Work out how many lines in the listing below include the word "this". Give nothing but the number.

■ Data excerpts ■
## start

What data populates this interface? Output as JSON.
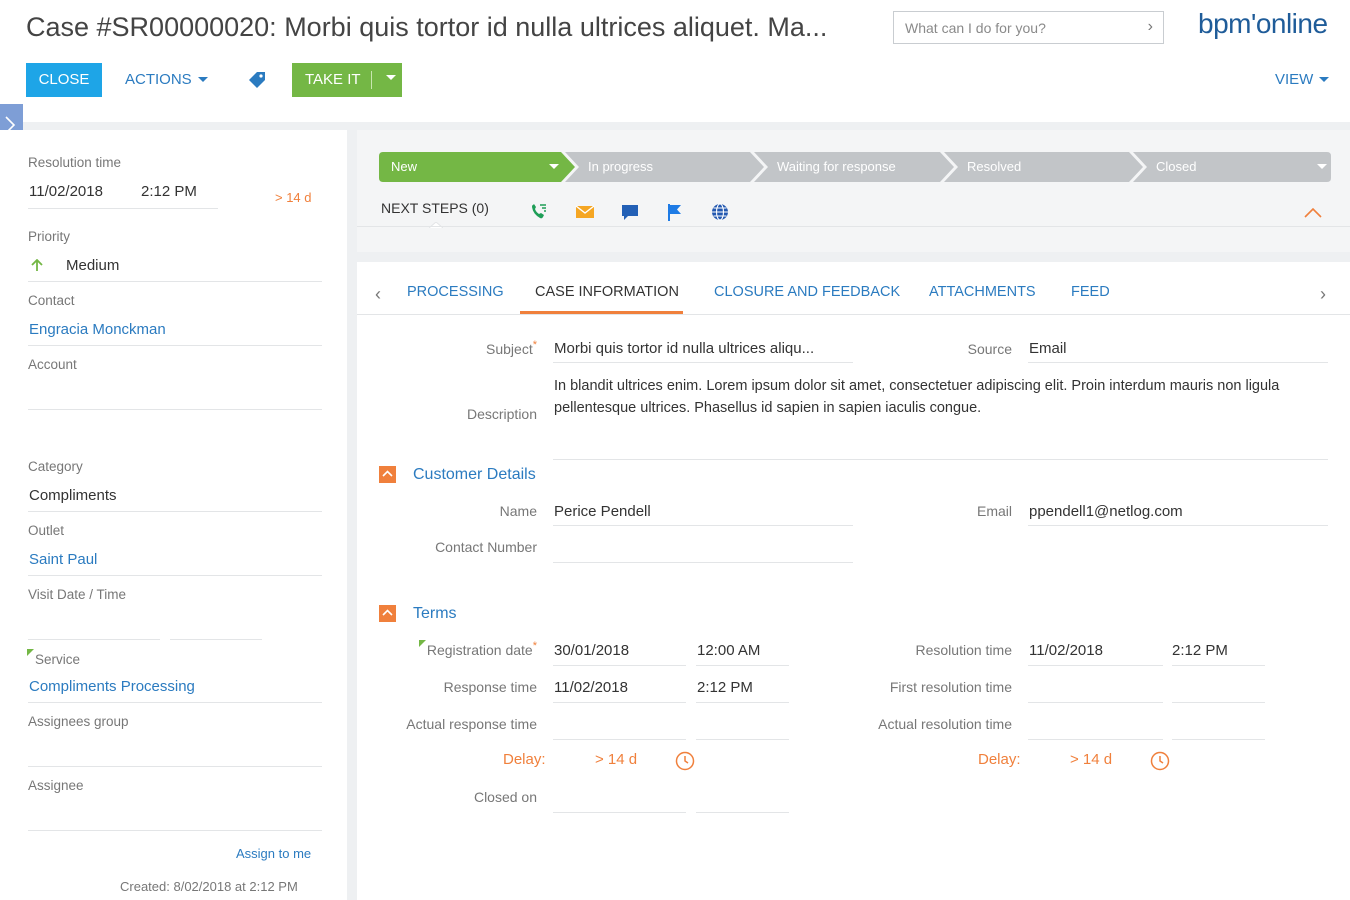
{
  "header": {
    "title": "Case #SR00000020: Morbi quis tortor id nulla ultrices aliquet. Ma...",
    "search_placeholder": "What can I do for you?",
    "brand": "bpm'online",
    "close_label": "CLOSE",
    "actions_label": "ACTIONS",
    "takeit_label": "TAKE IT",
    "view_label": "VIEW"
  },
  "left": {
    "resolution_time_label": "Resolution time",
    "resolution_date": "11/02/2018",
    "resolution_time": "2:12 PM",
    "resolution_overdue": "> 14 d",
    "priority_label": "Priority",
    "priority_value": "Medium",
    "contact_label": "Contact",
    "contact_value": "Engracia Monckman",
    "account_label": "Account",
    "category_label": "Category",
    "category_value": "Compliments",
    "outlet_label": "Outlet",
    "outlet_value": "Saint Paul",
    "visit_label": "Visit Date / Time",
    "service_label": "Service",
    "service_value": "Compliments Processing",
    "assignees_group_label": "Assignees group",
    "assignee_label": "Assignee",
    "assign_to_me": "Assign to me",
    "created": "Created: 8/02/2018 at 2:12 PM"
  },
  "stages": [
    {
      "label": "New",
      "active": true
    },
    {
      "label": "In progress",
      "active": false
    },
    {
      "label": "Waiting for response",
      "active": false
    },
    {
      "label": "Resolved",
      "active": false
    },
    {
      "label": "Closed",
      "active": false
    }
  ],
  "next_steps": "NEXT STEPS (0)",
  "next_step_icons": [
    "call-icon",
    "email-icon",
    "chat-icon",
    "flag-icon",
    "globe-icon"
  ],
  "tabs": [
    "PROCESSING",
    "CASE INFORMATION",
    "CLOSURE AND FEEDBACK",
    "ATTACHMENTS",
    "FEED"
  ],
  "active_tab": "CASE INFORMATION",
  "case_info": {
    "subject_label": "Subject",
    "subject_value": "Morbi quis tortor id nulla ultrices aliqu...",
    "source_label": "Source",
    "source_value": "Email",
    "description_label": "Description",
    "description_value": "In blandit ultrices enim. Lorem ipsum dolor sit amet, consectetuer adipiscing elit. Proin interdum mauris non ligula pellentesque ultrices. Phasellus id sapien in sapien iaculis congue."
  },
  "customer": {
    "section_title": "Customer Details",
    "name_label": "Name",
    "name_value": "Perice Pendell",
    "email_label": "Email",
    "email_value": "ppendell1@netlog.com",
    "contact_number_label": "Contact Number"
  },
  "terms": {
    "section_title": "Terms",
    "registration_label": "Registration date",
    "registration_date": "30/01/2018",
    "registration_time": "12:00 AM",
    "response_label": "Response time",
    "response_date": "11/02/2018",
    "response_time": "2:12 PM",
    "actual_response_label": "Actual response time",
    "resolution_label": "Resolution time",
    "resolution_date": "11/02/2018",
    "resolution_time": "2:12 PM",
    "first_resolution_label": "First resolution time",
    "actual_resolution_label": "Actual resolution time",
    "delay_label": "Delay:",
    "delay_value": "> 14 d",
    "closed_on_label": "Closed on"
  },
  "colors": {
    "accent_blue": "#1ea5e7",
    "link_blue": "#2b7bc0",
    "green": "#74b745",
    "orange": "#f0803c",
    "stage_gray": "#c2c5c8"
  }
}
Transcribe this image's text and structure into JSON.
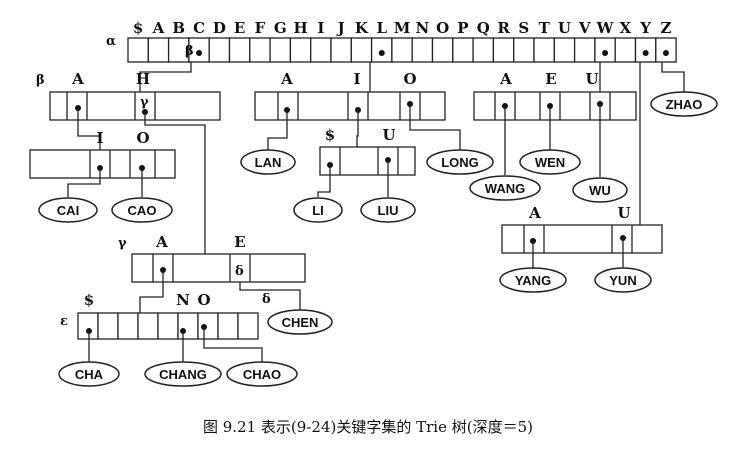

## end

■ Reply to the exercise ■
2